Required task => Return every entry exactly as written.

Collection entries
——
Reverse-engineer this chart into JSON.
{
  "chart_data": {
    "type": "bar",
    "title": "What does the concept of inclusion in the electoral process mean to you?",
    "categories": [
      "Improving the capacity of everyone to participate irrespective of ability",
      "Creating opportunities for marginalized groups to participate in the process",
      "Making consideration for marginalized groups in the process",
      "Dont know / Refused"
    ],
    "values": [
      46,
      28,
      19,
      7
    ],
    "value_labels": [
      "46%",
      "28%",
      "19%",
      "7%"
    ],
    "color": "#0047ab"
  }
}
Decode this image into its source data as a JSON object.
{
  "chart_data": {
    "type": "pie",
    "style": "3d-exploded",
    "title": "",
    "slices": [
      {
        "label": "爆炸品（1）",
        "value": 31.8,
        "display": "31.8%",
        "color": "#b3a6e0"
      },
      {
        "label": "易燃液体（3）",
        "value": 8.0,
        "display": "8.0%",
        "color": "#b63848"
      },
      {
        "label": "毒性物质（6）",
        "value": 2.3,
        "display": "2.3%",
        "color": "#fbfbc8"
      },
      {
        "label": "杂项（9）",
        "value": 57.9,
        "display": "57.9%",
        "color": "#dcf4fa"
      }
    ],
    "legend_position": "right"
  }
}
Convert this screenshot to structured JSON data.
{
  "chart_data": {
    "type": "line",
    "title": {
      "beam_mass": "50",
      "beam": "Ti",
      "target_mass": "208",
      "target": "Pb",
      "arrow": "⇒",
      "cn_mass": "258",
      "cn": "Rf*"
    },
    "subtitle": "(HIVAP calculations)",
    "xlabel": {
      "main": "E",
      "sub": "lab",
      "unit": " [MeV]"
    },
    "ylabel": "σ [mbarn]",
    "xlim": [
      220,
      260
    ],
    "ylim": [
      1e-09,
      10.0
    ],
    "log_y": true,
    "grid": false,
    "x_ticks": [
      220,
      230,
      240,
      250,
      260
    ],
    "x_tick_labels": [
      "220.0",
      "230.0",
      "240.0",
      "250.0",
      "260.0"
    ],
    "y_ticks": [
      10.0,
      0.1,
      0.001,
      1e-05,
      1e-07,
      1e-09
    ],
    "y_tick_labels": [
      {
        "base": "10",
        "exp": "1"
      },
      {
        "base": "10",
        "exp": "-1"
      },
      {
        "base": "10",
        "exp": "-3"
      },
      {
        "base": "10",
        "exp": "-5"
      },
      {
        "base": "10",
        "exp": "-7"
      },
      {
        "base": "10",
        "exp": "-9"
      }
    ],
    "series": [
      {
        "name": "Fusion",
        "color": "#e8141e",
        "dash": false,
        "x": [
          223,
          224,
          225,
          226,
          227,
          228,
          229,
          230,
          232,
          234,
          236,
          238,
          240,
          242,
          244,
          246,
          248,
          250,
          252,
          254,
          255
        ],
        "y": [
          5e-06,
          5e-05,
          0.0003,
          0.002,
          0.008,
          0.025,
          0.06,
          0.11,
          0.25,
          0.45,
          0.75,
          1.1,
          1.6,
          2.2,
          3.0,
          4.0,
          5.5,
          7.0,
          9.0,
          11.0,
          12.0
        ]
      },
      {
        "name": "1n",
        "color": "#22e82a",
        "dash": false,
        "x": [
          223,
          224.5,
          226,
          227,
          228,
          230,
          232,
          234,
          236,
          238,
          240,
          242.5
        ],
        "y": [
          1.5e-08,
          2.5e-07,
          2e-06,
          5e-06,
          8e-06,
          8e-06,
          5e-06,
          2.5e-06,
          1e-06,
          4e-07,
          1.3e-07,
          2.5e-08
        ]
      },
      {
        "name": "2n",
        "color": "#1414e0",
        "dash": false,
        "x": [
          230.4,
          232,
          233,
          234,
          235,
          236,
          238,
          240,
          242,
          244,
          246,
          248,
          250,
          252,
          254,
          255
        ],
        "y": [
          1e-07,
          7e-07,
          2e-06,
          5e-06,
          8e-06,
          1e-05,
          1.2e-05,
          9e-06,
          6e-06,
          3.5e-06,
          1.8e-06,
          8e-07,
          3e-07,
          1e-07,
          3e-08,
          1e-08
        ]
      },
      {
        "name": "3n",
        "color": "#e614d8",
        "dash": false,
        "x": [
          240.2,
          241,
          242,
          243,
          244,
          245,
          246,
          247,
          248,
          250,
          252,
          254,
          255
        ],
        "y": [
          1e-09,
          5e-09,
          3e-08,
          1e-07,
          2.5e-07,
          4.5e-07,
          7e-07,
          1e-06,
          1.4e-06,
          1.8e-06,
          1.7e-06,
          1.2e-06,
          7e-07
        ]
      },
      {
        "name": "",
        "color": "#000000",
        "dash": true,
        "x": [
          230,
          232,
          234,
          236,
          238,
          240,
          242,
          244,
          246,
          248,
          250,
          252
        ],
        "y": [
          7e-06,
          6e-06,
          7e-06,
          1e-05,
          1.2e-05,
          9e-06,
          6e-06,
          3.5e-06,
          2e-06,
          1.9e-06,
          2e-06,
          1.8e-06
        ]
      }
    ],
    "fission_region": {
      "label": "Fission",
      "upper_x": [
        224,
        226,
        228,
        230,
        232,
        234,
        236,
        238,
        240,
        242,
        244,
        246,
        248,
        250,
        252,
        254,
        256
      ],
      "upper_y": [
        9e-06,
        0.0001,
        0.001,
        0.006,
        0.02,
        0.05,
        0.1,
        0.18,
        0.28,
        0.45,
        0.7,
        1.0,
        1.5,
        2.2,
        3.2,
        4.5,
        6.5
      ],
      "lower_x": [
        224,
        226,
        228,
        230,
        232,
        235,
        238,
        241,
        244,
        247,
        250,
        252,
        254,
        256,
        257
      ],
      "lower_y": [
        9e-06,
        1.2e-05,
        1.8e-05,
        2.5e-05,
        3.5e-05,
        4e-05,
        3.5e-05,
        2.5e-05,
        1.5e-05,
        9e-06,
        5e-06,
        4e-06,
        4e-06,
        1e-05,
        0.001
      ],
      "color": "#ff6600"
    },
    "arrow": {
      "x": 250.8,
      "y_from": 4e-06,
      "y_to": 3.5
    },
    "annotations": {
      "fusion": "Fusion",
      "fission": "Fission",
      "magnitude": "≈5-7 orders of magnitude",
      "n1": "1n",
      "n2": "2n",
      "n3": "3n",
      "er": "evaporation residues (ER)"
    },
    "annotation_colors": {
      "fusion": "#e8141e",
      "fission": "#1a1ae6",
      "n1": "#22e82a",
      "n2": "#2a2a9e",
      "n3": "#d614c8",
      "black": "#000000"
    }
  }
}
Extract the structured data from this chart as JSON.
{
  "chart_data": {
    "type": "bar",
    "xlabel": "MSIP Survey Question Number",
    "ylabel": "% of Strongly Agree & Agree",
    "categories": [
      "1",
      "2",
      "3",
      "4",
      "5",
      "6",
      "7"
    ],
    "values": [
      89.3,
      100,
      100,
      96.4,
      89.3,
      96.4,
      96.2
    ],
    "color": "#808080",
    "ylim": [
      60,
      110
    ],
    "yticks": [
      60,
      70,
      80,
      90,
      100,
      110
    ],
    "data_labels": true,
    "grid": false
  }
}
——
Worked answer =>
Reverse-engineer this chart into JSON.
{
  "chart_data": {
    "type": "bar",
    "title": "What does the concept of inclusion in the electoral process mean to you?",
    "categories": [
      "Improving the capacity of everyone to participate irrespective of ability",
      "Creating opportunities for marginalized groups to participate in the process",
      "Making consideration for marginalized groups in the process",
      "Dont know / Refused"
    ],
    "values": [
      46,
      28,
      19,
      7
    ],
    "value_labels": [
      "46%",
      "28%",
      "19%",
      "7%"
    ],
    "color": "#0047ab"
  }
}
Decode this image into its source data as a JSON object.
{
  "chart_data": {
    "type": "pie",
    "style": "3d-exploded",
    "title": "",
    "slices": [
      {
        "label": "爆炸品（1）",
        "value": 31.8,
        "display": "31.8%",
        "color": "#b3a6e0"
      },
      {
        "label": "易燃液体（3）",
        "value": 8.0,
        "display": "8.0%",
        "color": "#b63848"
      },
      {
        "label": "毒性物质（6）",
        "value": 2.3,
        "display": "2.3%",
        "color": "#fbfbc8"
      },
      {
        "label": "杂项（9）",
        "value": 57.9,
        "display": "57.9%",
        "color": "#dcf4fa"
      }
    ],
    "legend_position": "right"
  }
}
Convert this screenshot to structured JSON data.
{
  "chart_data": {
    "type": "line",
    "title": {
      "beam_mass": "50",
      "beam": "Ti",
      "target_mass": "208",
      "target": "Pb",
      "arrow": "⇒",
      "cn_mass": "258",
      "cn": "Rf*"
    },
    "subtitle": "(HIVAP calculations)",
    "xlabel": {
      "main": "E",
      "sub": "lab",
      "unit": " [MeV]"
    },
    "ylabel": "σ [mbarn]",
    "xlim": [
      220,
      260
    ],
    "ylim": [
      1e-09,
      10.0
    ],
    "log_y": true,
    "grid": false,
    "x_ticks": [
      220,
      230,
      240,
      250,
      260
    ],
    "x_tick_labels": [
      "220.0",
      "230.0",
      "240.0",
      "250.0",
      "260.0"
    ],
    "y_ticks": [
      10.0,
      0.1,
      0.001,
      1e-05,
      1e-07,
      1e-09
    ],
    "y_tick_labels": [
      {
        "base": "10",
        "exp": "1"
      },
      {
        "base": "10",
        "exp": "-1"
      },
      {
        "base": "10",
        "exp": "-3"
      },
      {
        "base": "10",
        "exp": "-5"
      },
      {
        "base": "10",
        "exp": "-7"
      },
      {
        "base": "10",
        "exp": "-9"
      }
    ],
    "series": [
      {
        "name": "Fusion",
        "color": "#e8141e",
        "dash": false,
        "x": [
          223,
          224,
          225,
          226,
          227,
          228,
          229,
          230,
          232,
          234,
          236,
          238,
          240,
          242,
          244,
          246,
          248,
          250,
          252,
          254,
          255
        ],
        "y": [
          5e-06,
          5e-05,
          0.0003,
          0.002,
          0.008,
          0.025,
          0.06,
          0.11,
          0.25,
          0.45,
          0.75,
          1.1,
          1.6,
          2.2,
          3.0,
          4.0,
          5.5,
          7.0,
          9.0,
          11.0,
          12.0
        ]
      },
      {
        "name": "1n",
        "color": "#22e82a",
        "dash": false,
        "x": [
          223,
          224.5,
          226,
          227,
          228,
          230,
          232,
          234,
          236,
          238,
          240,
          242.5
        ],
        "y": [
          1.5e-08,
          2.5e-07,
          2e-06,
          5e-06,
          8e-06,
          8e-06,
          5e-06,
          2.5e-06,
          1e-06,
          4e-07,
          1.3e-07,
          2.5e-08
        ]
      },
      {
        "name": "2n",
        "color": "#1414e0",
        "dash": false,
        "x": [
          230.4,
          232,
          233,
          234,
          235,
          236,
          238,
          240,
          242,
          244,
          246,
          248,
          250,
          252,
          254,
          255
        ],
        "y": [
          1e-07,
          7e-07,
          2e-06,
          5e-06,
          8e-06,
          1e-05,
          1.2e-05,
          9e-06,
          6e-06,
          3.5e-06,
          1.8e-06,
          8e-07,
          3e-07,
          1e-07,
          3e-08,
          1e-08
        ]
      },
      {
        "name": "3n",
        "color": "#e614d8",
        "dash": false,
        "x": [
          240.2,
          241,
          242,
          243,
          244,
          245,
          246,
          247,
          248,
          250,
          252,
          254,
          255
        ],
        "y": [
          1e-09,
          5e-09,
          3e-08,
          1e-07,
          2.5e-07,
          4.5e-07,
          7e-07,
          1e-06,
          1.4e-06,
          1.8e-06,
          1.7e-06,
          1.2e-06,
          7e-07
        ]
      },
      {
        "name": "",
        "color": "#000000",
        "dash": true,
        "x": [
          230,
          232,
          234,
          236,
          238,
          240,
          242,
          244,
          246,
          248,
          250,
          252
        ],
        "y": [
          7e-06,
          6e-06,
          7e-06,
          1e-05,
          1.2e-05,
          9e-06,
          6e-06,
          3.5e-06,
          2e-06,
          1.9e-06,
          2e-06,
          1.8e-06
        ]
      }
    ],
    "fission_region": {
      "label": "Fission",
      "upper_x": [
        224,
        226,
        228,
        230,
        232,
        234,
        236,
        238,
        240,
        242,
        244,
        246,
        248,
        250,
        252,
        254,
        256
      ],
      "upper_y": [
        9e-06,
        0.0001,
        0.001,
        0.006,
        0.02,
        0.05,
        0.1,
        0.18,
        0.28,
        0.45,
        0.7,
        1.0,
        1.5,
        2.2,
        3.2,
        4.5,
        6.5
      ],
      "lower_x": [
        224,
        226,
        228,
        230,
        232,
        235,
        238,
        241,
        244,
        247,
        250,
        252,
        254,
        256,
        257
      ],
      "lower_y": [
        9e-06,
        1.2e-05,
        1.8e-05,
        2.5e-05,
        3.5e-05,
        4e-05,
        3.5e-05,
        2.5e-05,
        1.5e-05,
        9e-06,
        5e-06,
        4e-06,
        4e-06,
        1e-05,
        0.001
      ],
      "color": "#ff6600"
    },
    "arrow": {
      "x": 250.8,
      "y_from": 4e-06,
      "y_to": 3.5
    },
    "annotations": {
      "fusion": "Fusion",
      "fission": "Fission",
      "magnitude": "≈5-7 orders of magnitude",
      "n1": "1n",
      "n2": "2n",
      "n3": "3n",
      "er": "evaporation residues (ER)"
    },
    "annotation_colors": {
      "fusion": "#e8141e",
      "fission": "#1a1ae6",
      "n1": "#22e82a",
      "n2": "#2a2a9e",
      "n3": "#d614c8",
      "black": "#000000"
    }
  }
}
Extract the structured data from this chart as JSON.
{
  "chart_data": {
    "type": "bar",
    "xlabel": "MSIP Survey Question Number",
    "ylabel": "% of Strongly Agree & Agree",
    "categories": [
      "1",
      "2",
      "3",
      "4",
      "5",
      "6",
      "7"
    ],
    "values": [
      89.3,
      100,
      100,
      96.4,
      89.3,
      96.4,
      96.2
    ],
    "color": "#808080",
    "ylim": [
      60,
      110
    ],
    "yticks": [
      60,
      70,
      80,
      90,
      100,
      110
    ],
    "data_labels": true,
    "grid": false
  }
}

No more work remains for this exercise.